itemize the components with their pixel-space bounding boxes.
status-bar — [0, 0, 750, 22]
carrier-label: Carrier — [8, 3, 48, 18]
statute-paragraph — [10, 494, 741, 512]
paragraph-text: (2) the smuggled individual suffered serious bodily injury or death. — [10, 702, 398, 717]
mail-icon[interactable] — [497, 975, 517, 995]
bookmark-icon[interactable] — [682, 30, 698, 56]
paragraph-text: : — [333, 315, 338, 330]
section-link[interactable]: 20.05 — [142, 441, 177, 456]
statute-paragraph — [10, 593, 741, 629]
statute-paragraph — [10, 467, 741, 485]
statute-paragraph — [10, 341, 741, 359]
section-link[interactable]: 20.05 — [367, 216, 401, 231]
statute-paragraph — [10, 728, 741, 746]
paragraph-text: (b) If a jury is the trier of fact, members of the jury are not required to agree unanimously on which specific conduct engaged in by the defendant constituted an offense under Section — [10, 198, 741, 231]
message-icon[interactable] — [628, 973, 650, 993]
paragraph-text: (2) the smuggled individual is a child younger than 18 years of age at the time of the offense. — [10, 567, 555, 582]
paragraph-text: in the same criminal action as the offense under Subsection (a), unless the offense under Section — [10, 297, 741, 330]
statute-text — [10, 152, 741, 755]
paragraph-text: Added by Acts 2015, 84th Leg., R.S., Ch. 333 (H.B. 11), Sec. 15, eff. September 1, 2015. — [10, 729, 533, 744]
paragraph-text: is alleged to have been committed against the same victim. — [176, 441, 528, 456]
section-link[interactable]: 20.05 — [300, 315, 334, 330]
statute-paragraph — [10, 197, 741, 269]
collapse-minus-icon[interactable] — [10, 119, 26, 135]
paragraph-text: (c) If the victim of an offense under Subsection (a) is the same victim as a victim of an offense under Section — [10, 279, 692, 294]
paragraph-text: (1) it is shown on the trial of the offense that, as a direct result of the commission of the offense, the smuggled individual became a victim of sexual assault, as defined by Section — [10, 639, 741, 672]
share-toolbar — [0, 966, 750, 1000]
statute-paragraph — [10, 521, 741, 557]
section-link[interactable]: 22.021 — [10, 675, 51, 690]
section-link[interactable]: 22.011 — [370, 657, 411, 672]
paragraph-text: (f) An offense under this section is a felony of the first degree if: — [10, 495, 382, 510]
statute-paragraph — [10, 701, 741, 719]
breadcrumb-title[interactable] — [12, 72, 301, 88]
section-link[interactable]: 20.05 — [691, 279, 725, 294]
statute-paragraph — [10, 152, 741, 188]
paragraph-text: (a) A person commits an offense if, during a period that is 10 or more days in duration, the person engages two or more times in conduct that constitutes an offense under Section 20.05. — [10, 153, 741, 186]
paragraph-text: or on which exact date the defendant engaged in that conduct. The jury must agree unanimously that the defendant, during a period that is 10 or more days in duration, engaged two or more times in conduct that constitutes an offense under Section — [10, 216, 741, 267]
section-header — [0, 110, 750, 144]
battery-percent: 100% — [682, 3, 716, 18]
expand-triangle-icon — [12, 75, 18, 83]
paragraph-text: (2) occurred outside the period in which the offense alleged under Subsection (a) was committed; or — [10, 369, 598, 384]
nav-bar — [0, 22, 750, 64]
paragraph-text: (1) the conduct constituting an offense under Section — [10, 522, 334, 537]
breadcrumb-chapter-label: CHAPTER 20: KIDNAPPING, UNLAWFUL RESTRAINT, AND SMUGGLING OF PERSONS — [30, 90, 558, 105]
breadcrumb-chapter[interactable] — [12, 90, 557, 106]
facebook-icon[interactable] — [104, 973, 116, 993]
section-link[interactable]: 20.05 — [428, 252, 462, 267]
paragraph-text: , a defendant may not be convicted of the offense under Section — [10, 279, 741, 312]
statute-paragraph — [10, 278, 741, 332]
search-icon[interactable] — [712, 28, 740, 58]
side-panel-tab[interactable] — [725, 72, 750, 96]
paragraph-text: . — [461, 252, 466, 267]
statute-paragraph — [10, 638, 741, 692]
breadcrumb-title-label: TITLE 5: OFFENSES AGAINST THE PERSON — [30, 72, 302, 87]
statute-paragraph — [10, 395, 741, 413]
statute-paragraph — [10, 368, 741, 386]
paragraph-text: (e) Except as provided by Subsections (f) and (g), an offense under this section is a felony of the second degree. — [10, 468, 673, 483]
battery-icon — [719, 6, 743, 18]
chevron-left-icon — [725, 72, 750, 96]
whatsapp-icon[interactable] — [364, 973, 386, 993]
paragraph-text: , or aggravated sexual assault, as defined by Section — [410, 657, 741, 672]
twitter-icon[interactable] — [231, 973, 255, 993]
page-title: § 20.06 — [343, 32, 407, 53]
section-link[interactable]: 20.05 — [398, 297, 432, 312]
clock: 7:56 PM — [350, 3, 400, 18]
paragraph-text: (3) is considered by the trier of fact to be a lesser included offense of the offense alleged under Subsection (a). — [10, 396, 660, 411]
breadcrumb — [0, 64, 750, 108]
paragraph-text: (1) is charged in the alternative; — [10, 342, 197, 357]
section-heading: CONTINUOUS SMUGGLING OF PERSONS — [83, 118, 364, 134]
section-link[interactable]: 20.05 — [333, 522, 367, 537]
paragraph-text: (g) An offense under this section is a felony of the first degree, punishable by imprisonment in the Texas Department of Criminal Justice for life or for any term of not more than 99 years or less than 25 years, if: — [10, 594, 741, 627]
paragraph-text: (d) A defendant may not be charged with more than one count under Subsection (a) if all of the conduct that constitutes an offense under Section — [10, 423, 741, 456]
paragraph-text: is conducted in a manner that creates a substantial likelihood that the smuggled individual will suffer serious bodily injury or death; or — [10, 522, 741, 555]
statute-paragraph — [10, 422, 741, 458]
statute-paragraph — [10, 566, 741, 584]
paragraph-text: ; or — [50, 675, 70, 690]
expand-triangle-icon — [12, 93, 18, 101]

┄┄┄┄┄┄

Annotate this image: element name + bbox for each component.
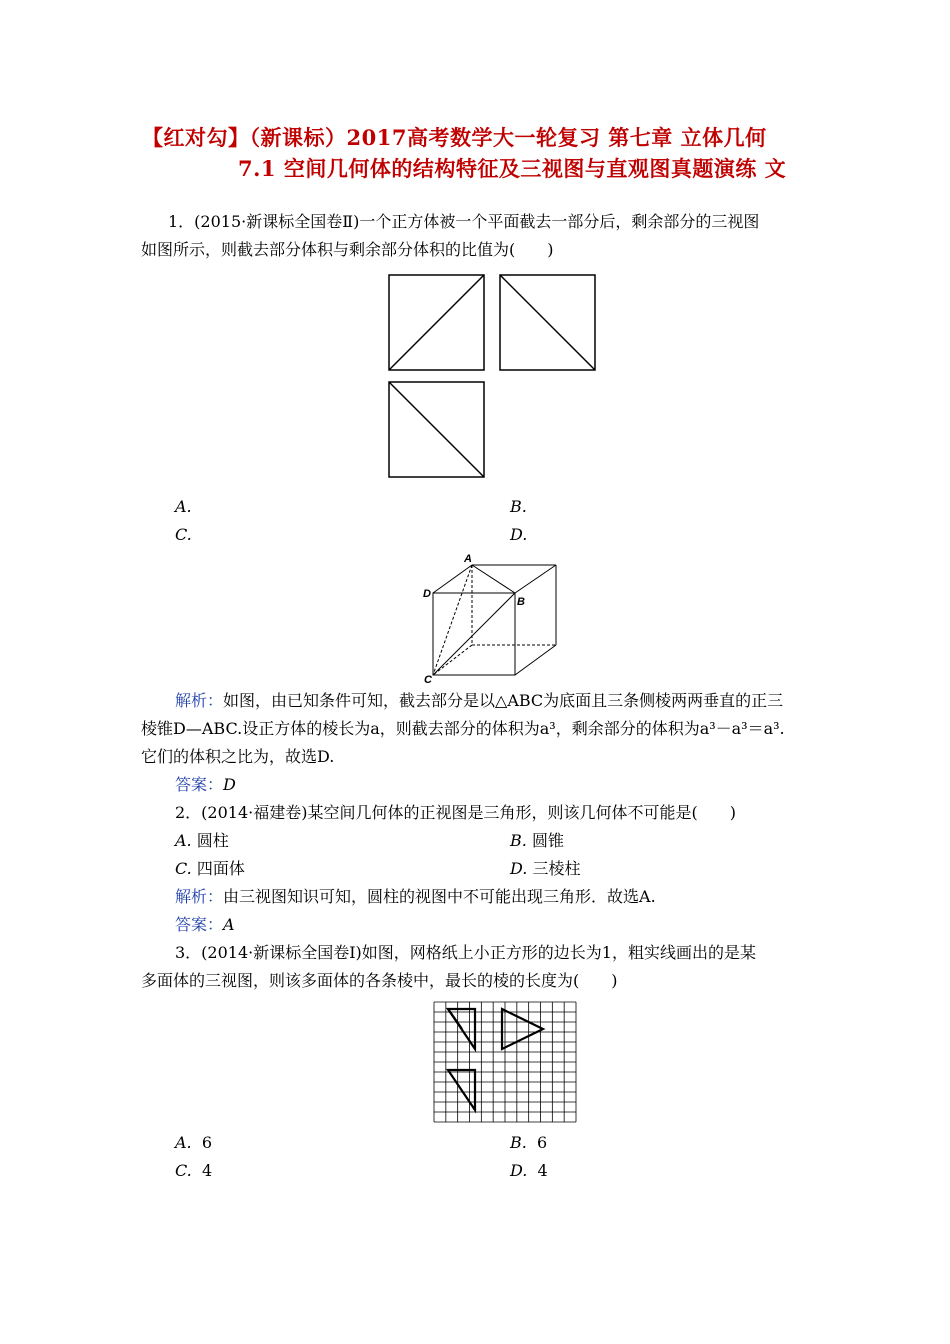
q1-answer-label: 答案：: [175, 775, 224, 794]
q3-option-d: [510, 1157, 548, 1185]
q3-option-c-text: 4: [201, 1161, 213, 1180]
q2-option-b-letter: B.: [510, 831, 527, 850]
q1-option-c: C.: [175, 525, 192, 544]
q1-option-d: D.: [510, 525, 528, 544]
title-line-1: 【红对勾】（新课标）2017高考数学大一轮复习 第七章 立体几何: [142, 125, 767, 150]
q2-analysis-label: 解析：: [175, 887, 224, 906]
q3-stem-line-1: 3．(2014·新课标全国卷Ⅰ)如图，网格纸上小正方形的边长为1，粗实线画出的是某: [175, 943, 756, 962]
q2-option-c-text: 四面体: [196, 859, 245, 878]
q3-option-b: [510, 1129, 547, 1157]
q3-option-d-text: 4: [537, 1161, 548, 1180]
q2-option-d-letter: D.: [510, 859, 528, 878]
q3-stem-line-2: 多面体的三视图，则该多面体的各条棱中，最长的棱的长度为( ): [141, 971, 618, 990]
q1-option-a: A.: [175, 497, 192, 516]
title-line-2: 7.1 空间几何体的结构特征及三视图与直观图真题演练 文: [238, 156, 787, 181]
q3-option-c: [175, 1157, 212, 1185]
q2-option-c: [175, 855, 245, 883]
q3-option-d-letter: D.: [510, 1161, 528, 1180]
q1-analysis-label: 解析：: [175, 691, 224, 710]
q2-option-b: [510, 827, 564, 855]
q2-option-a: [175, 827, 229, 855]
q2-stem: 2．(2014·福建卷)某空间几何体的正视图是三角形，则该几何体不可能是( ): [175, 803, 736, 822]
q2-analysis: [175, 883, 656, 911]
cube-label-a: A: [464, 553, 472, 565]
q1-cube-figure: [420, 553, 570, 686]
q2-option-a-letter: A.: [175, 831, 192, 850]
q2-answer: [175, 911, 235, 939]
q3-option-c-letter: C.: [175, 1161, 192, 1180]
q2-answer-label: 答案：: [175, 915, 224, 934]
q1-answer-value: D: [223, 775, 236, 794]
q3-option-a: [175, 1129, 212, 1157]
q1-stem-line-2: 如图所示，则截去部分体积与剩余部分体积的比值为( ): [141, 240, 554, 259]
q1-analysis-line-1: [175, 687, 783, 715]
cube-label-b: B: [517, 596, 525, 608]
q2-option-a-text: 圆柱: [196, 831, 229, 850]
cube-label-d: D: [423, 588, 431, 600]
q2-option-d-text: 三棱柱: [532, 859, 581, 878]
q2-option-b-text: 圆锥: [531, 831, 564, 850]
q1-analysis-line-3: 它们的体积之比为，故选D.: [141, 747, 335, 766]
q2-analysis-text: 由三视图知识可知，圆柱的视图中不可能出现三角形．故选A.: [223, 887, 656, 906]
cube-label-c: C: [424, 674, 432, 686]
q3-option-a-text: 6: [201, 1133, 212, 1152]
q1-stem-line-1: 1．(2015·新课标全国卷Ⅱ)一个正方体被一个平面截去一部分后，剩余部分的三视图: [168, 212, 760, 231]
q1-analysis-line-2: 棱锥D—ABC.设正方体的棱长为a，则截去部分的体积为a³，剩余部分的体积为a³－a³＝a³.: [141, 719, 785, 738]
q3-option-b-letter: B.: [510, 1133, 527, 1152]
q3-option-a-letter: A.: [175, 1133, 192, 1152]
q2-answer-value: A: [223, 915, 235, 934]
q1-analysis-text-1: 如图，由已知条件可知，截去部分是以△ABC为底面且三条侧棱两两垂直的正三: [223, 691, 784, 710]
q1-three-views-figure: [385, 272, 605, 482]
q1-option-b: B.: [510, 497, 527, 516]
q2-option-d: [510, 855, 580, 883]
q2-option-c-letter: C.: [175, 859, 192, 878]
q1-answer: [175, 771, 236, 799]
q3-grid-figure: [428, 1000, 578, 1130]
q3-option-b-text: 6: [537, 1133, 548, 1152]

┄┄┄┄┄┄

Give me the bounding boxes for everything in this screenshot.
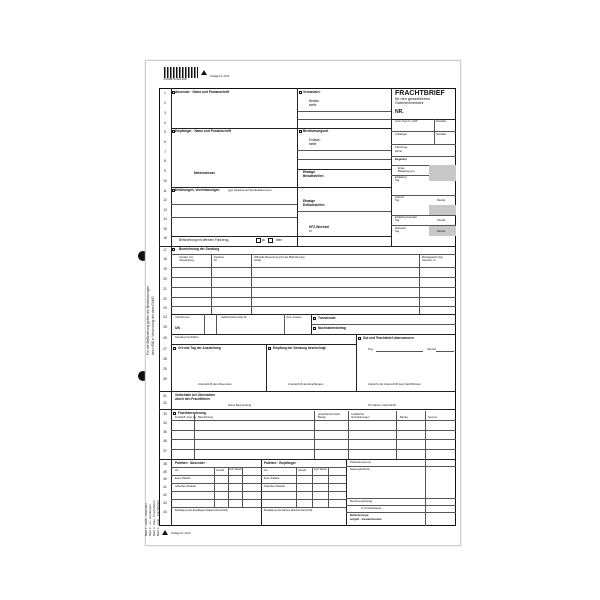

┄┄┄┄┄┄

● **To be done**
Copy out, without any changes, the part of the items that opens with the line containing "itemize the components" and closes with the line containing "collapse-minus-icon[interactable] — [10, 119, 26, 135]".

● **Task response**
itemize the components with their pixel-space bounding boxes.
status-bar — [0, 0, 750, 22]
carrier-label: Carrier — [8, 3, 48, 18]
statute-paragraph — [10, 494, 741, 512]
paragraph-text: (2) the smuggled individual suffered serious bodily injury or death. — [10, 702, 398, 717]
mail-icon[interactable] — [497, 975, 517, 995]
bookmark-icon[interactable] — [682, 30, 698, 56]
paragraph-text: : — [333, 315, 338, 330]
section-link[interactable]: 20.05 — [142, 441, 177, 456]
statute-paragraph — [10, 593, 741, 629]
statute-paragraph — [10, 467, 741, 485]
statute-paragraph — [10, 341, 741, 359]
section-link[interactable]: 20.05 — [367, 216, 401, 231]
statute-paragraph — [10, 728, 741, 746]
paragraph-text: (b) If a jury is the trier of fact, members of the jury are not required to agree unanimously on which specific conduct engaged in by the defendant constituted an offense under Section — [10, 198, 741, 231]
message-icon[interactable] — [628, 973, 650, 993]
paragraph-text: (2) the smuggled individual is a child younger than 18 years of age at the time of the offense. — [10, 567, 555, 582]
paragraph-text: in the same criminal action as the offense under Subsection (a), unless the offense under Section — [10, 297, 741, 330]
statute-text — [10, 152, 741, 755]
paragraph-text: Added by Acts 2015, 84th Leg., R.S., Ch. 333 (H.B. 11), Sec. 15, eff. September 1, 2015. — [10, 729, 533, 744]
paragraph-text: is alleged to have been committed against the same victim. — [176, 441, 528, 456]
section-link[interactable]: 20.05 — [300, 315, 334, 330]
statute-paragraph — [10, 197, 741, 269]
collapse-minus-icon[interactable] — [10, 119, 26, 135]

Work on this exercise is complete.